[Saved entries]
□ □ □ □

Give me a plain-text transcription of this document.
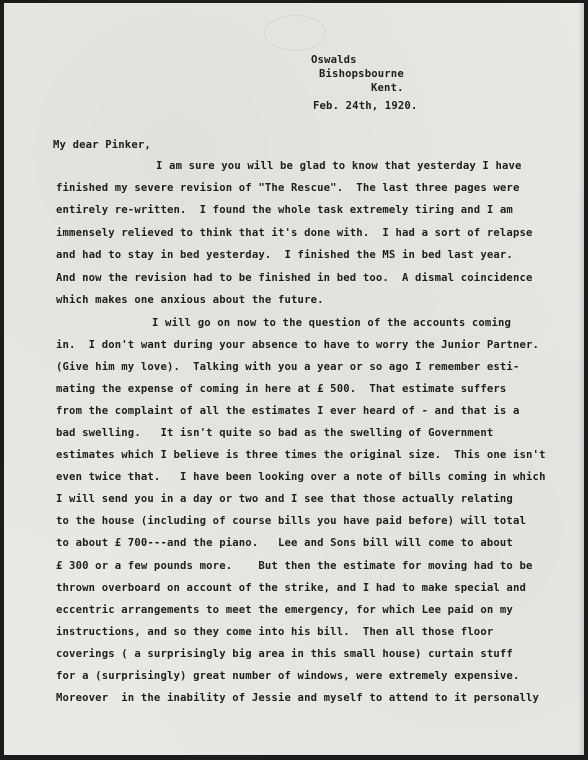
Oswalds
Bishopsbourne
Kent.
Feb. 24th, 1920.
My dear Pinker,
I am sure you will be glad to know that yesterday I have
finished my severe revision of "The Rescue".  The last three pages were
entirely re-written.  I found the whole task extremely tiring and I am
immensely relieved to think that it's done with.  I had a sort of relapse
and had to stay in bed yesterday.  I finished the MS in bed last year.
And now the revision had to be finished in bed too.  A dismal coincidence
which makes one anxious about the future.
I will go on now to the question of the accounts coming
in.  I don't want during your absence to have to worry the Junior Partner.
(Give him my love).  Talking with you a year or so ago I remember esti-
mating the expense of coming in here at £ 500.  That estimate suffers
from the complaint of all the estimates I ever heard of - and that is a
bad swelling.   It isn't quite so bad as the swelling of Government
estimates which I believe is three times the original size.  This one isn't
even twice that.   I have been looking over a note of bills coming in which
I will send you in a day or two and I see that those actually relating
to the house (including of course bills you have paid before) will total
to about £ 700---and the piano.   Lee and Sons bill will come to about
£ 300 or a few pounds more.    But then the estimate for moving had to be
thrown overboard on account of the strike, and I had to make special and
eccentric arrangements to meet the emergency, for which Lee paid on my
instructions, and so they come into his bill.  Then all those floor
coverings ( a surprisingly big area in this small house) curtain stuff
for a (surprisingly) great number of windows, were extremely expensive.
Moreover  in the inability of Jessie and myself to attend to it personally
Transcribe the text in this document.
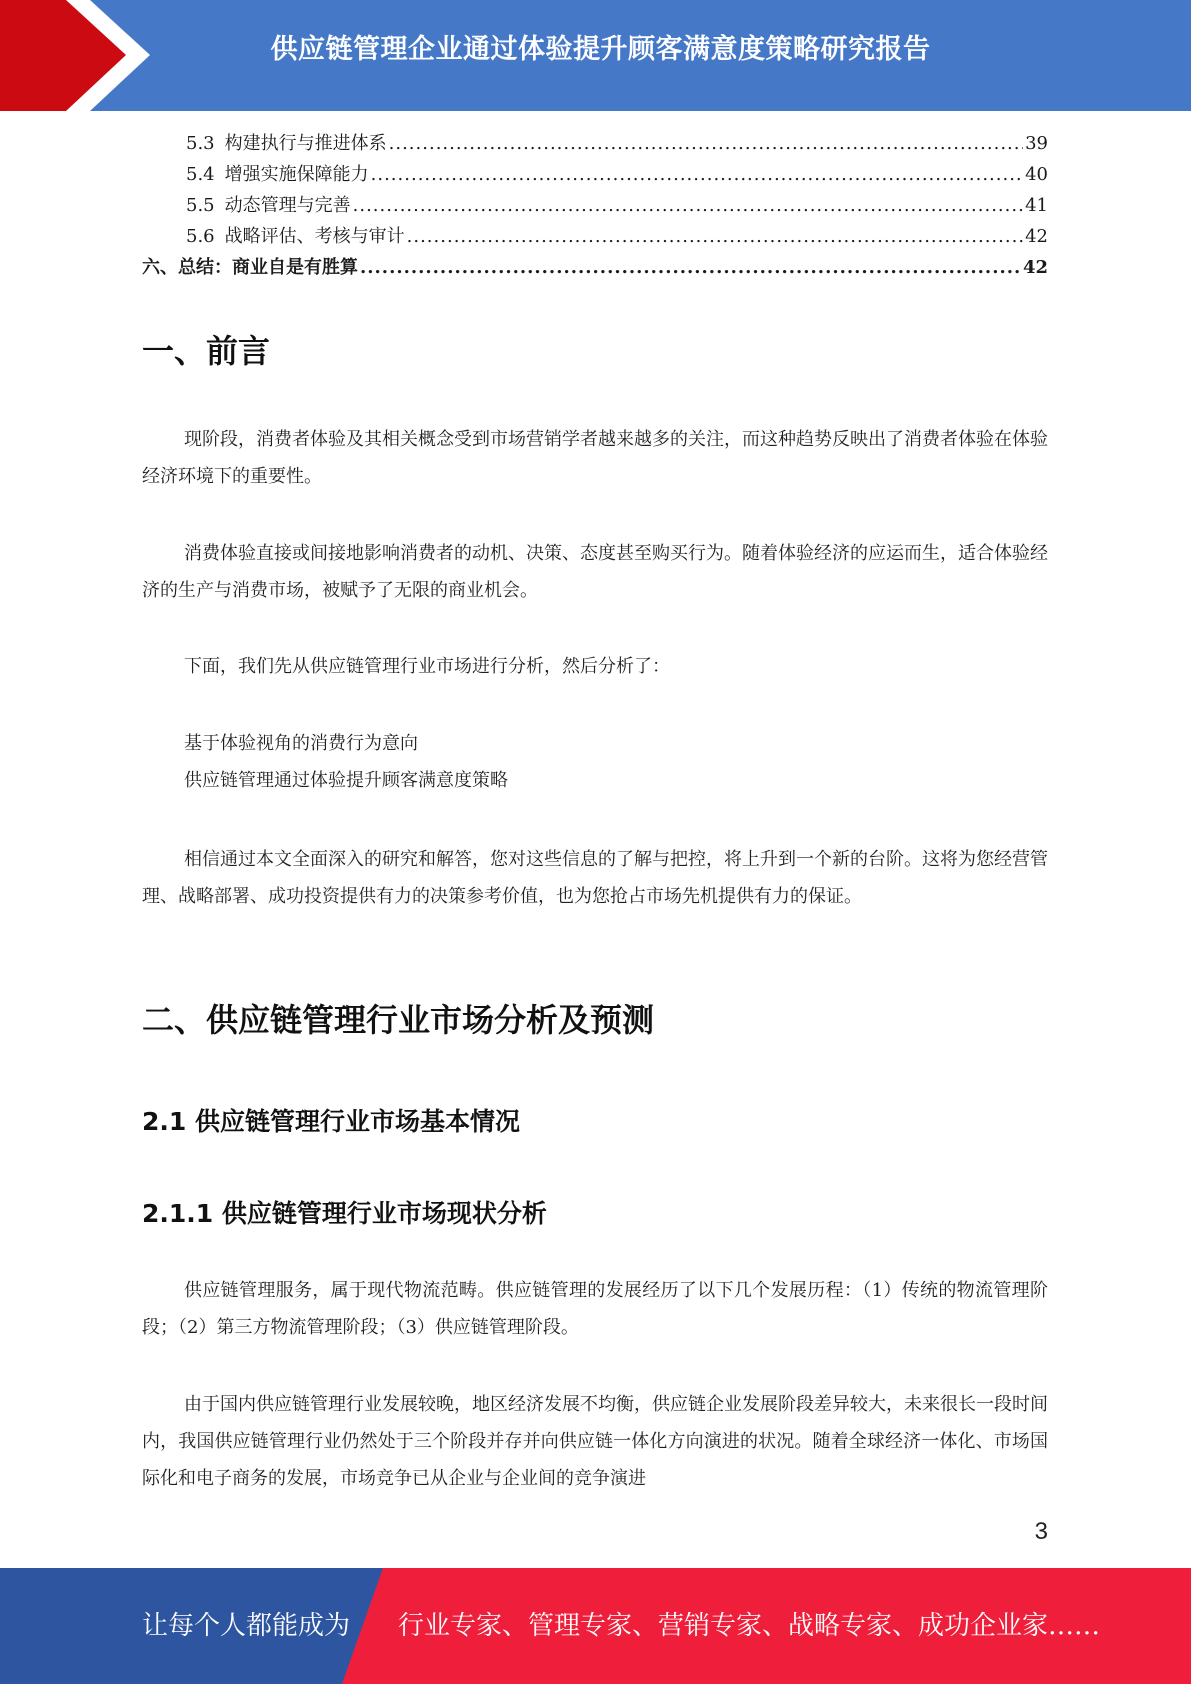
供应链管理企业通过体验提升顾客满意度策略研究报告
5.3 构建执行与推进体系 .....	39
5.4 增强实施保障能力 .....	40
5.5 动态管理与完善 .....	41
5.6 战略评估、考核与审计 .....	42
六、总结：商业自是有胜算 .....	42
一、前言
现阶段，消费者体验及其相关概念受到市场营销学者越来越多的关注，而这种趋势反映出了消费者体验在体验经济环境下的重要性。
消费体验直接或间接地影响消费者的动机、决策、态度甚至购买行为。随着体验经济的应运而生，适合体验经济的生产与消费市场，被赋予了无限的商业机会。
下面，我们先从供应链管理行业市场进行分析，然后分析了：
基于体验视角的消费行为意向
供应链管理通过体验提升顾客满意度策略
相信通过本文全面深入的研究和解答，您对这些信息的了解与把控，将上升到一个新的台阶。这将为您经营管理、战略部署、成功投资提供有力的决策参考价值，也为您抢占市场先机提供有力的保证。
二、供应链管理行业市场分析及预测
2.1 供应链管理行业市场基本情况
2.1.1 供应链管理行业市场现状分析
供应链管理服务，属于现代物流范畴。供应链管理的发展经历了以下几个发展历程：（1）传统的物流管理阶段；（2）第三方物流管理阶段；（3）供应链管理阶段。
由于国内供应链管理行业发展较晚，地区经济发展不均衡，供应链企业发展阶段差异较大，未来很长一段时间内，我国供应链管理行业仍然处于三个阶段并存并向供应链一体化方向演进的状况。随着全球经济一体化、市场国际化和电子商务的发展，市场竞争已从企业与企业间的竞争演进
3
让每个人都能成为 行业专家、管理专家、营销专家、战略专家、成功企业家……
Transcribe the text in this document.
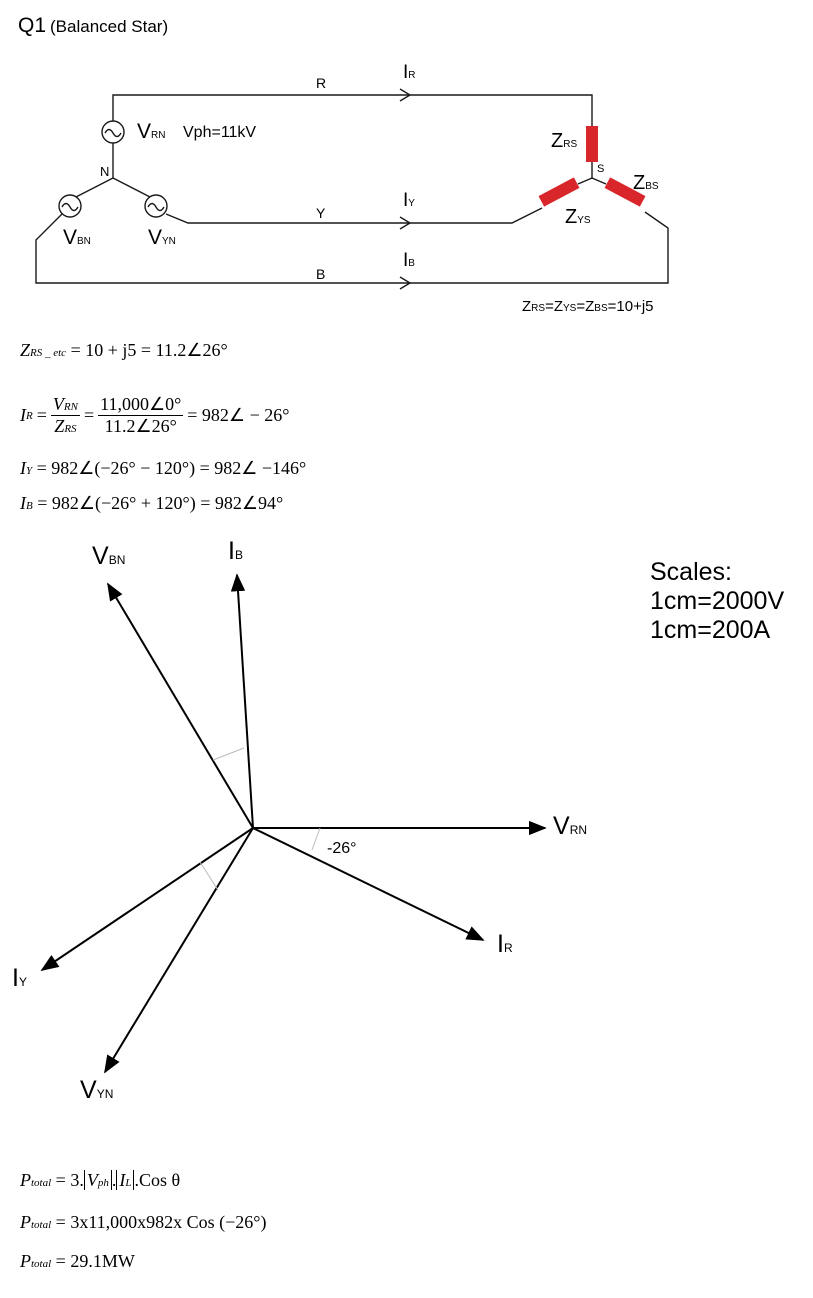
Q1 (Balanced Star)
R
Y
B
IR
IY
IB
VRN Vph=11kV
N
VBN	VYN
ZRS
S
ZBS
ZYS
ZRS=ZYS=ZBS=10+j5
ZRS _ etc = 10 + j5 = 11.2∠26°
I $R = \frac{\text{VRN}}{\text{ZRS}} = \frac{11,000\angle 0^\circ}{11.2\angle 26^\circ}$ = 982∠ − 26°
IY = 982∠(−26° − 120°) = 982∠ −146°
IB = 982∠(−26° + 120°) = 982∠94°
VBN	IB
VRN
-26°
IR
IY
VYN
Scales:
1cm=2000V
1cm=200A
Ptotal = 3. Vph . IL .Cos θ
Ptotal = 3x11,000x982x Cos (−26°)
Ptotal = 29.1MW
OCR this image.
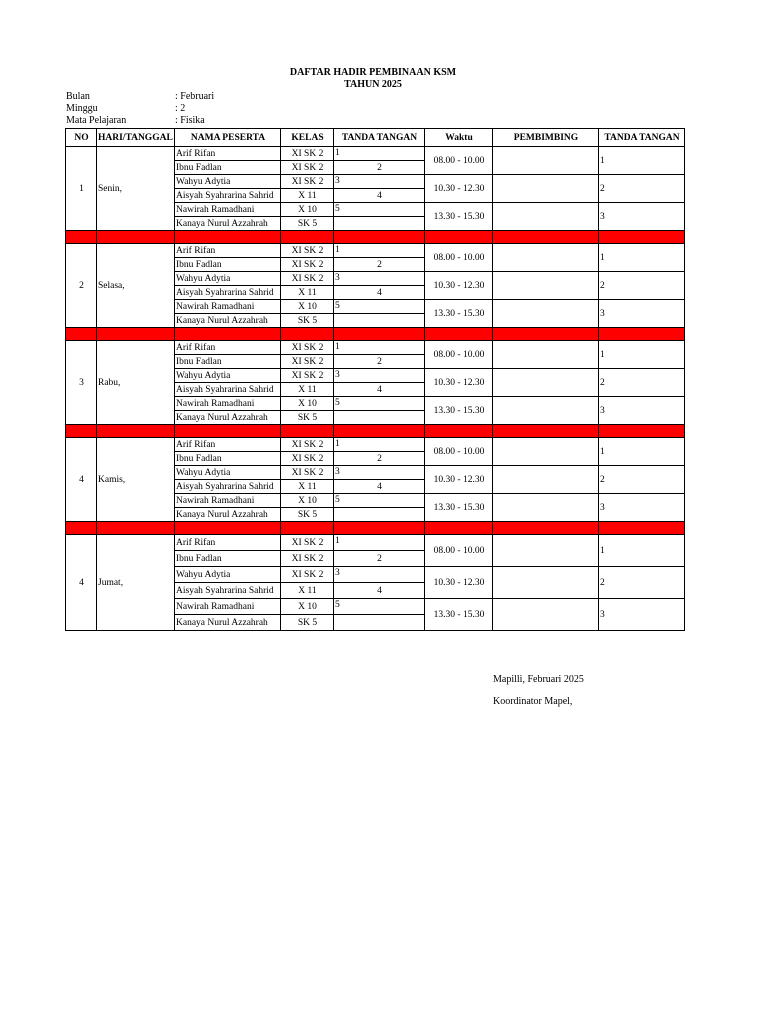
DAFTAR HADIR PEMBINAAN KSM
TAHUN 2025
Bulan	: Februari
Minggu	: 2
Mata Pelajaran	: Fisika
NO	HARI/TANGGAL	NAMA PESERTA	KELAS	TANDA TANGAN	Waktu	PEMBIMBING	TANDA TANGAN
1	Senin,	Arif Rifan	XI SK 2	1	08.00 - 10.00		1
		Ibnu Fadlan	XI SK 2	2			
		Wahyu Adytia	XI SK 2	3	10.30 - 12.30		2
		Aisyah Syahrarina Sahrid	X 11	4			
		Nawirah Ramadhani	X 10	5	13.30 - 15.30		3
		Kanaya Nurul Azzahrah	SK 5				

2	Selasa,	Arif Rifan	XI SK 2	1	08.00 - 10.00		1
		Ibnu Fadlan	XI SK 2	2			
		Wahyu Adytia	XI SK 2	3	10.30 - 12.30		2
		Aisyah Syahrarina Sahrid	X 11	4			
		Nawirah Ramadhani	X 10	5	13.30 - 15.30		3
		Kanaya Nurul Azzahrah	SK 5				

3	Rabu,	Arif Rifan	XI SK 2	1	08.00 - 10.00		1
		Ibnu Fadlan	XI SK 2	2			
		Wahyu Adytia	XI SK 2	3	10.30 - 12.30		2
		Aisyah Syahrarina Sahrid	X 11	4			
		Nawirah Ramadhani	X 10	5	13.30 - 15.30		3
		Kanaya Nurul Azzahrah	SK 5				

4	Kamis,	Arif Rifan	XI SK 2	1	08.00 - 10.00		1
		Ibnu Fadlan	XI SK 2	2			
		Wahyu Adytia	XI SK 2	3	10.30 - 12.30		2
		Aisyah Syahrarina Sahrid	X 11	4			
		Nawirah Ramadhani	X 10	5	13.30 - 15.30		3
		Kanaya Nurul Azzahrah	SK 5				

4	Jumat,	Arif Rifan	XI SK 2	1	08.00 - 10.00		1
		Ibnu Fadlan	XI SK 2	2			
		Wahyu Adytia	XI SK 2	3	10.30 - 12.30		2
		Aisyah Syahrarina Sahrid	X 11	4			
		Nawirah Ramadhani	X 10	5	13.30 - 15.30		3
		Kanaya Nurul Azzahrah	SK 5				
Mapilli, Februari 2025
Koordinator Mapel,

□ □ □ □

** WHAT YOU HAVE TO DO **
Write out the material above again, word for word, minus its pictures.

** TASK RESULT **
Give me a plain-text transcription of this document.
Oswalds
Bishopsbourne
Kent.
Feb. 24th, 1920.
My dear Pinker,
I am sure you will be glad to know that yesterday I have
finished my severe revision of "The Rescue".  The last three pages were
entirely re-written.  I found the whole task extremely tiring and I am
immensely relieved to think that it's done with.  I had a sort of relapse
and had to stay in bed yesterday.  I finished the MS in bed last year.
And now the revision had to be finished in bed too.  A dismal coincidence
which makes one anxious about the future.
I will go on now to the question of the accounts coming
in.  I don't want during your absence to have to worry the Junior Partner.
(Give him my love).  Talking with you a year or so ago I remember esti-
mating the expense of coming in here at £ 500.  That estimate suffers
from the complaint of all the estimates I ever heard of - and that is a
bad swelling.   It isn't quite so bad as the swelling of Government
estimates which I believe is three times the original size.  This one isn't
even twice that.   I have been looking over a note of bills coming in which
I will send you in a day or two and I see that those actually relating
to the house (including of course bills you have paid before) will total
to about £ 700---and the piano.   Lee and Sons bill will come to about
£ 300 or a few pounds more.    But then the estimate for moving had to be
thrown overboard on account of the strike, and I had to make special and
eccentric arrangements to meet the emergency, for which Lee paid on my
instructions, and so they come into his bill.  Then all those floor
coverings ( a surprisingly big area in this small house) curtain stuff
for a (surprisingly) great number of windows, were extremely expensive.
Moreover  in the inability of Jessie and myself to attend to it personally
Transcribe the text in this document.
供应链管理企业通过体验提升顾客满意度策略研究报告
5.3 构建执行与推进体系 .....	39
5.4 增强实施保障能力 .....	40
5.5 动态管理与完善 .....	41
5.6 战略评估、考核与审计 .....	42
六、总结：商业自是有胜算 .....	42
一、前言
现阶段，消费者体验及其相关概念受到市场营销学者越来越多的关注，而这种趋势反映出了消费者体验在体验经济环境下的重要性。
消费体验直接或间接地影响消费者的动机、决策、态度甚至购买行为。随着体验经济的应运而生，适合体验经济的生产与消费市场，被赋予了无限的商业机会。
下面，我们先从供应链管理行业市场进行分析，然后分析了：
基于体验视角的消费行为意向
供应链管理通过体验提升顾客满意度策略
相信通过本文全面深入的研究和解答，您对这些信息的了解与把控，将上升到一个新的台阶。这将为您经营管理、战略部署、成功投资提供有力的决策参考价值，也为您抢占市场先机提供有力的保证。
二、供应链管理行业市场分析及预测
2.1 供应链管理行业市场基本情况
2.1.1 供应链管理行业市场现状分析
供应链管理服务，属于现代物流范畴。供应链管理的发展经历了以下几个发展历程：（1）传统的物流管理阶段；（2）第三方物流管理阶段；（3）供应链管理阶段。
由于国内供应链管理行业发展较晚，地区经济发展不均衡，供应链企业发展阶段差异较大，未来很长一段时间内，我国供应链管理行业仍然处于三个阶段并存并向供应链一体化方向演进的状况。随着全球经济一体化、市场国际化和电子商务的发展，市场竞争已从企业与企业间的竞争演进
3
让每个人都能成为 行业专家、管理专家、营销专家、战略专家、成功企业家……
Transcribe the text in this document.
Q1 (Balanced Star)
R
Y
B
IR
IY
IB
VRN Vph=11kV
N
VBN	VYN
ZRS
S
ZBS
ZYS
ZRS=ZYS=ZBS=10+j5
ZRS _ etc = 10 + j5 = 11.2∠26°
I $R = \frac{\text{VRN}}{\text{ZRS}} = \frac{11,000\angle 0^\circ}{11.2\angle 26^\circ}$ = 982∠ − 26°
IY = 982∠(−26° − 120°) = 982∠ −146°
IB = 982∠(−26° + 120°) = 982∠94°
VBN	IB
VRN
-26°
IR
IY
VYN
Scales:
1cm=2000V
1cm=200A
Ptotal = 3. Vph . IL .Cos θ
Ptotal = 3x11,000x982x Cos (−26°)
Ptotal = 29.1MW
OCR this image.
DAFTAR HADIR PEMBINAAN KSM
TAHUN 2025
Bulan	: Februari
Minggu	: 2
Mata Pelajaran	: Fisika
NO	HARI/TANGGAL	NAMA PESERTA	KELAS	TANDA TANGAN	Waktu	PEMBIMBING	TANDA TANGAN
1	Senin,	Arif Rifan	XI SK 2	1	08.00 - 10.00		1
		Ibnu Fadlan	XI SK 2	2			
		Wahyu Adytia	XI SK 2	3	10.30 - 12.30		2
		Aisyah Syahrarina Sahrid	X 11	4			
		Nawirah Ramadhani	X 10	5	13.30 - 15.30		3
		Kanaya Nurul Azzahrah	SK 5				

2	Selasa,	Arif Rifan	XI SK 2	1	08.00 - 10.00		1
		Ibnu Fadlan	XI SK 2	2			
		Wahyu Adytia	XI SK 2	3	10.30 - 12.30		2
		Aisyah Syahrarina Sahrid	X 11	4			
		Nawirah Ramadhani	X 10	5	13.30 - 15.30		3
		Kanaya Nurul Azzahrah	SK 5				

3	Rabu,	Arif Rifan	XI SK 2	1	08.00 - 10.00		1
		Ibnu Fadlan	XI SK 2	2			
		Wahyu Adytia	XI SK 2	3	10.30 - 12.30		2
		Aisyah Syahrarina Sahrid	X 11	4			
		Nawirah Ramadhani	X 10	5	13.30 - 15.30		3
		Kanaya Nurul Azzahrah	SK 5				

4	Kamis,	Arif Rifan	XI SK 2	1	08.00 - 10.00		1
		Ibnu Fadlan	XI SK 2	2			
		Wahyu Adytia	XI SK 2	3	10.30 - 12.30		2
		Aisyah Syahrarina Sahrid	X 11	4			
		Nawirah Ramadhani	X 10	5	13.30 - 15.30		3
		Kanaya Nurul Azzahrah	SK 5				

4	Jumat,	Arif Rifan	XI SK 2	1	08.00 - 10.00		1
		Ibnu Fadlan	XI SK 2	2			
		Wahyu Adytia	XI SK 2	3	10.30 - 12.30		2
		Aisyah Syahrarina Sahrid	X 11	4			
		Nawirah Ramadhani	X 10	5	13.30 - 15.30		3
		Kanaya Nurul Azzahrah	SK 5				
Mapilli, Februari 2025
Koordinator Mapel,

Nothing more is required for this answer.